■ **TASK INPUTS**
---------------
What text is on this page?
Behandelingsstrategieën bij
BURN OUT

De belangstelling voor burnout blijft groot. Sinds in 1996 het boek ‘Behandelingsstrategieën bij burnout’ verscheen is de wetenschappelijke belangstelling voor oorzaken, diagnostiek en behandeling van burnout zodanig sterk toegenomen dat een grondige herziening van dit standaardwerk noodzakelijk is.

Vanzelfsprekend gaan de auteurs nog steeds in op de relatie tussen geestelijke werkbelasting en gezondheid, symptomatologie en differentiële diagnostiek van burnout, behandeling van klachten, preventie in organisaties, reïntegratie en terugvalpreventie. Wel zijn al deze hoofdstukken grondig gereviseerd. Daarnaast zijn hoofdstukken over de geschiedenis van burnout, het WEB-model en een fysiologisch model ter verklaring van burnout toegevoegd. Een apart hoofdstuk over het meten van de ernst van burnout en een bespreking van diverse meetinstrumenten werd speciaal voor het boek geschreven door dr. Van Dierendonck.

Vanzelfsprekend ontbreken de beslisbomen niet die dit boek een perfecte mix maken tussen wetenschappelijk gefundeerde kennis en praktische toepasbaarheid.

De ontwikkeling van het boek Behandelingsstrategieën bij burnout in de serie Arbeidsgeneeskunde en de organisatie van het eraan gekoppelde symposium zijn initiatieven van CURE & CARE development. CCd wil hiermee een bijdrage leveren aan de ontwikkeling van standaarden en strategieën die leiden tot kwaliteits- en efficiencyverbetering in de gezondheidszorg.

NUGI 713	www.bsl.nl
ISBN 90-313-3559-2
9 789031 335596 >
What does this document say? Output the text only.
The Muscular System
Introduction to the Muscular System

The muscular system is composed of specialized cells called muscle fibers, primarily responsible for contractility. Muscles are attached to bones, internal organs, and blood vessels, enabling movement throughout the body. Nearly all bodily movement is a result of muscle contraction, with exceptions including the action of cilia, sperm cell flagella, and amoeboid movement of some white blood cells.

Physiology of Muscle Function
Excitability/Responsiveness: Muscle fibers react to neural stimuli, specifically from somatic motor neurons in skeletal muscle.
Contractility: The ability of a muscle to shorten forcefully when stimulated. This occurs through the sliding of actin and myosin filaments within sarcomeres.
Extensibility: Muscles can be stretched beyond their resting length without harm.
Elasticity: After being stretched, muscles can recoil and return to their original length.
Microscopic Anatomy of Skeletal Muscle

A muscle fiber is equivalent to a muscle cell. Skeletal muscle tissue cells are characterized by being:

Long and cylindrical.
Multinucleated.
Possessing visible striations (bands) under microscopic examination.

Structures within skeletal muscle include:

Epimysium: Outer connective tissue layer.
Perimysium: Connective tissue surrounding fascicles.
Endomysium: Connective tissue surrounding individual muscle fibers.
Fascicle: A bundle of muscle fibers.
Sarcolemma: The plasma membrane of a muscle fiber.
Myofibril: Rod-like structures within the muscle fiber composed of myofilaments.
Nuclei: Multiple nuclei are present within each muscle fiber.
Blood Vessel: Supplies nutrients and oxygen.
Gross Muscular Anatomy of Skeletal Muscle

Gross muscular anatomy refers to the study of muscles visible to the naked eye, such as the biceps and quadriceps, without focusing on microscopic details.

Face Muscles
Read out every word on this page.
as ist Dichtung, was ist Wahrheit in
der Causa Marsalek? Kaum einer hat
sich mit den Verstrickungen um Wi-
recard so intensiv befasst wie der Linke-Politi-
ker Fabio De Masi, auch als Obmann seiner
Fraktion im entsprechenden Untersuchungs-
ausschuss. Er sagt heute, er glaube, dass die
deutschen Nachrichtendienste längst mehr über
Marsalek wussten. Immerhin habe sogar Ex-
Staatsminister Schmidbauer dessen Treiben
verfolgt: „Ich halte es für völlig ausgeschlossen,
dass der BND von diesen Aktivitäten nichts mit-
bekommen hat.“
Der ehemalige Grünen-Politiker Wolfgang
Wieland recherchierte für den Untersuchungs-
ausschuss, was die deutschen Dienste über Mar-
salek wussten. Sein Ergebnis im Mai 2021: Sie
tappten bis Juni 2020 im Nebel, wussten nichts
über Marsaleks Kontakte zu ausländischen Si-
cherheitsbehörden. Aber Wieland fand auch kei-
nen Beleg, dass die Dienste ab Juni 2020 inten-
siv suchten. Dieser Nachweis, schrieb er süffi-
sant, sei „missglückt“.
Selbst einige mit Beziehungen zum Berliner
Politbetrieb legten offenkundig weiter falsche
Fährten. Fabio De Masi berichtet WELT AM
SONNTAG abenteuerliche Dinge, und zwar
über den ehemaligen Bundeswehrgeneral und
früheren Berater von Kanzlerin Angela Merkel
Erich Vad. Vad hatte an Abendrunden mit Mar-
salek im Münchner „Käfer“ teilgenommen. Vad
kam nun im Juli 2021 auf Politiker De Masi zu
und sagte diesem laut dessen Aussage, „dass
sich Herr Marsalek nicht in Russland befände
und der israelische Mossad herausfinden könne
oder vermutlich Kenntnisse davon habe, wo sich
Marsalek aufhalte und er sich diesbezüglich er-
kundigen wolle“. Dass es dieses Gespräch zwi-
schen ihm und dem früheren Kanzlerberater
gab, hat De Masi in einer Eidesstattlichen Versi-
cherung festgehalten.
---------------
Looking at the records above, count the lines with the word "Politiker" in them; reply with the number only.

2